— BEGIN Supplied material —

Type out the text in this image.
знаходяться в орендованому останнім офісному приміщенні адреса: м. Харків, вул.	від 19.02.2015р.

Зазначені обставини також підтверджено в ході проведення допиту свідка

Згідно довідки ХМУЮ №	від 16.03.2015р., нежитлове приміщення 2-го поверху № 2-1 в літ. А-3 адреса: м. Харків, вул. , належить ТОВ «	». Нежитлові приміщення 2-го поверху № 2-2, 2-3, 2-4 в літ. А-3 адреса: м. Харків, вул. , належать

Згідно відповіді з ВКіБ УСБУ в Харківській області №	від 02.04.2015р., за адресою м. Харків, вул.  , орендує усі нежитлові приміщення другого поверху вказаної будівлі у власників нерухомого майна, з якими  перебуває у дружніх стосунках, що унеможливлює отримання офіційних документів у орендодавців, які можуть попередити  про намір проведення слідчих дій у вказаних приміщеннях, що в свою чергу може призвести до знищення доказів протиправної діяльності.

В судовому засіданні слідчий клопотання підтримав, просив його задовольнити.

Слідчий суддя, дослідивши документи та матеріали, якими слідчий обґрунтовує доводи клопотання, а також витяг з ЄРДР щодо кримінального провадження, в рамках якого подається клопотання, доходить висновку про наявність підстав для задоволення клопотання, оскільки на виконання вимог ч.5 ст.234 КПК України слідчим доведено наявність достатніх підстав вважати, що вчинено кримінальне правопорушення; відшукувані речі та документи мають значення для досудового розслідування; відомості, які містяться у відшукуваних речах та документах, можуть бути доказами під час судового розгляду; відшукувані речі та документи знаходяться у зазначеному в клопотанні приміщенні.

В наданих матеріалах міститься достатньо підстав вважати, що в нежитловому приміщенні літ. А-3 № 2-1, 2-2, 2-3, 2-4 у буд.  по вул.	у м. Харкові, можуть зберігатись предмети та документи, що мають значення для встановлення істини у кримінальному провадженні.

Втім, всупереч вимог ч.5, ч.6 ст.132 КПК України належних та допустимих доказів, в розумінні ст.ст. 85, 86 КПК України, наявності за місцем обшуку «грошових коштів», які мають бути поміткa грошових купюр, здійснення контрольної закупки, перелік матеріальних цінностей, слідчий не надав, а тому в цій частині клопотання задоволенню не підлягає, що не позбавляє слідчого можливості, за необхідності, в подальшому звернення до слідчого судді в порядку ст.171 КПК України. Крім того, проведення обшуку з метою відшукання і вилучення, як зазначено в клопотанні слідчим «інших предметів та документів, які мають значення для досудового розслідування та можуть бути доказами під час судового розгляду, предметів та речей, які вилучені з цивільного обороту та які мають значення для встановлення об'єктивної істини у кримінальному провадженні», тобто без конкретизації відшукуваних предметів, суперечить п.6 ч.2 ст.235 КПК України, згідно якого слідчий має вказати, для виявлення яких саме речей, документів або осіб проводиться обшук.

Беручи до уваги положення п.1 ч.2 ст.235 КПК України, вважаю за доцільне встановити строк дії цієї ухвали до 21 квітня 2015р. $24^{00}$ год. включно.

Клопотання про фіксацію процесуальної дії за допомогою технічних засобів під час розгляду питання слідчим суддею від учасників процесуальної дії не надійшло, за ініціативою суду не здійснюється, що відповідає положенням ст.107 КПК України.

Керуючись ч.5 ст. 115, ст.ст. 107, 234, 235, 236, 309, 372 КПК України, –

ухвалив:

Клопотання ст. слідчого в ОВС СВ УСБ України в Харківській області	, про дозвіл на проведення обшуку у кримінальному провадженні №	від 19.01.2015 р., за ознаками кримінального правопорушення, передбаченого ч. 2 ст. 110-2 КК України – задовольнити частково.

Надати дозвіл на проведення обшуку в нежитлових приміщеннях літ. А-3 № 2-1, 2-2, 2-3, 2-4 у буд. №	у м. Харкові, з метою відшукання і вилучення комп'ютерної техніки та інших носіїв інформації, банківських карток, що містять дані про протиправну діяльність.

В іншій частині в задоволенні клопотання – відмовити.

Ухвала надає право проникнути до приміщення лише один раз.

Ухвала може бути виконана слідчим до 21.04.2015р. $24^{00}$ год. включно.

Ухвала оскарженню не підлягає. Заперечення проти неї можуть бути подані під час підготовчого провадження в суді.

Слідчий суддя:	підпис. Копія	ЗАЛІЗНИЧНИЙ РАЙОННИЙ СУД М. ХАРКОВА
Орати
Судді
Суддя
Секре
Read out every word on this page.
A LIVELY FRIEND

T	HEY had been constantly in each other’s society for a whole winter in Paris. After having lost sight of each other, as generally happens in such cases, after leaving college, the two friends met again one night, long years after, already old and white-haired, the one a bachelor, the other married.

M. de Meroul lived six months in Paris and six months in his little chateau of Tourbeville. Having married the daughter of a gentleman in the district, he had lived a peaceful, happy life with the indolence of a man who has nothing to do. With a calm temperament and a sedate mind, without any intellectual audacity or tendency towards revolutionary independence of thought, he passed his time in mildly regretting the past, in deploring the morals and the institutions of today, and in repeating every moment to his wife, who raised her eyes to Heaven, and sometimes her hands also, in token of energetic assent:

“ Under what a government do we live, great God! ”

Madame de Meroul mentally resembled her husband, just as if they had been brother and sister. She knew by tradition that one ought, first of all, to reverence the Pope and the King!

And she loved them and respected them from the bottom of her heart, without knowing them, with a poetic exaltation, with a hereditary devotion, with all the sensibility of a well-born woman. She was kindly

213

— END Supplied material —

Give all the records again. Match them exactly.

Type out the text in this image.
знаходяться в орендованому останнім офісному приміщенні адреса: м. Харків, вул.	від 19.02.2015р.

Зазначені обставини також підтверджено в ході проведення допиту свідка

Згідно довідки ХМУЮ №	від 16.03.2015р., нежитлове приміщення 2-го поверху № 2-1 в літ. А-3 адреса: м. Харків, вул. , належить ТОВ «	». Нежитлові приміщення 2-го поверху № 2-2, 2-3, 2-4 в літ. А-3 адреса: м. Харків, вул. , належать

Згідно відповіді з ВКіБ УСБУ в Харківській області №	від 02.04.2015р., за адресою м. Харків, вул.  , орендує усі нежитлові приміщення другого поверху вказаної будівлі у власників нерухомого майна, з якими  перебуває у дружніх стосунках, що унеможливлює отримання офіційних документів у орендодавців, які можуть попередити  про намір проведення слідчих дій у вказаних приміщеннях, що в свою чергу може призвести до знищення доказів протиправної діяльності.

В судовому засіданні слідчий клопотання підтримав, просив його задовольнити.

Слідчий суддя, дослідивши документи та матеріали, якими слідчий обґрунтовує доводи клопотання, а також витяг з ЄРДР щодо кримінального провадження, в рамках якого подається клопотання, доходить висновку про наявність підстав для задоволення клопотання, оскільки на виконання вимог ч.5 ст.234 КПК України слідчим доведено наявність достатніх підстав вважати, що вчинено кримінальне правопорушення; відшукувані речі та документи мають значення для досудового розслідування; відомості, які містяться у відшукуваних речах та документах, можуть бути доказами під час судового розгляду; відшукувані речі та документи знаходяться у зазначеному в клопотанні приміщенні.

В наданих матеріалах міститься достатньо підстав вважати, що в нежитловому приміщенні літ. А-3 № 2-1, 2-2, 2-3, 2-4 у буд.  по вул.	у м. Харкові, можуть зберігатись предмети та документи, що мають значення для встановлення істини у кримінальному провадженні.

Втім, всупереч вимог ч.5, ч.6 ст.132 КПК України належних та допустимих доказів, в розумінні ст.ст. 85, 86 КПК України, наявності за місцем обшуку «грошових коштів», які мають бути поміткa грошових купюр, здійснення контрольної закупки, перелік матеріальних цінностей, слідчий не надав, а тому в цій частині клопотання задоволенню не підлягає, що не позбавляє слідчого можливості, за необхідності, в подальшому звернення до слідчого судді в порядку ст.171 КПК України. Крім того, проведення обшуку з метою відшукання і вилучення, як зазначено в клопотанні слідчим «інших предметів та документів, які мають значення для досудового розслідування та можуть бути доказами під час судового розгляду, предметів та речей, які вилучені з цивільного обороту та які мають значення для встановлення об'єктивної істини у кримінальному провадженні», тобто без конкретизації відшукуваних предметів, суперечить п.6 ч.2 ст.235 КПК України, згідно якого слідчий має вказати, для виявлення яких саме речей, документів або осіб проводиться обшук.

Беручи до уваги положення п.1 ч.2 ст.235 КПК України, вважаю за доцільне встановити строк дії цієї ухвали до 21 квітня 2015р. $24^{00}$ год. включно.

Клопотання про фіксацію процесуальної дії за допомогою технічних засобів під час розгляду питання слідчим суддею від учасників процесуальної дії не надійшло, за ініціативою суду не здійснюється, що відповідає положенням ст.107 КПК України.

Керуючись ч.5 ст. 115, ст.ст. 107, 234, 235, 236, 309, 372 КПК України, –

ухвалив:

Клопотання ст. слідчого в ОВС СВ УСБ України в Харківській області	, про дозвіл на проведення обшуку у кримінальному провадженні №	від 19.01.2015 р., за ознаками кримінального правопорушення, передбаченого ч. 2 ст. 110-2 КК України – задовольнити частково.

Надати дозвіл на проведення обшуку в нежитлових приміщеннях літ. А-3 № 2-1, 2-2, 2-3, 2-4 у буд. №	у м. Харкові, з метою відшукання і вилучення комп'ютерної техніки та інших носіїв інформації, банківських карток, що містять дані про протиправну діяльність.

В іншій частині в задоволенні клопотання – відмовити.

Ухвала надає право проникнути до приміщення лише один раз.

Ухвала може бути виконана слідчим до 21.04.2015р. $24^{00}$ год. включно.

Ухвала оскарженню не підлягає. Заперечення проти неї можуть бути подані під час підготовчого провадження в суді.

Слідчий суддя:	підпис. Копія	ЗАЛІЗНИЧНИЙ РАЙОННИЙ СУД М. ХАРКОВА
Орати
Судді
Суддя
Секре
Read out every word on this page.
A LIVELY FRIEND

T	HEY had been constantly in each other’s society for a whole winter in Paris. After having lost sight of each other, as generally happens in such cases, after leaving college, the two friends met again one night, long years after, already old and white-haired, the one a bachelor, the other married.

M. de Meroul lived six months in Paris and six months in his little chateau of Tourbeville. Having married the daughter of a gentleman in the district, he had lived a peaceful, happy life with the indolence of a man who has nothing to do. With a calm temperament and a sedate mind, without any intellectual audacity or tendency towards revolutionary independence of thought, he passed his time in mildly regretting the past, in deploring the morals and the institutions of today, and in repeating every moment to his wife, who raised her eyes to Heaven, and sometimes her hands also, in token of energetic assent:

“ Under what a government do we live, great God! ”

Madame de Meroul mentally resembled her husband, just as if they had been brother and sister. She knew by tradition that one ought, first of all, to reverence the Pope and the King!

And she loved them and respected them from the bottom of her heart, without knowing them, with a poetic exaltation, with a hereditary devotion, with all the sensibility of a well-born woman. She was kindly

213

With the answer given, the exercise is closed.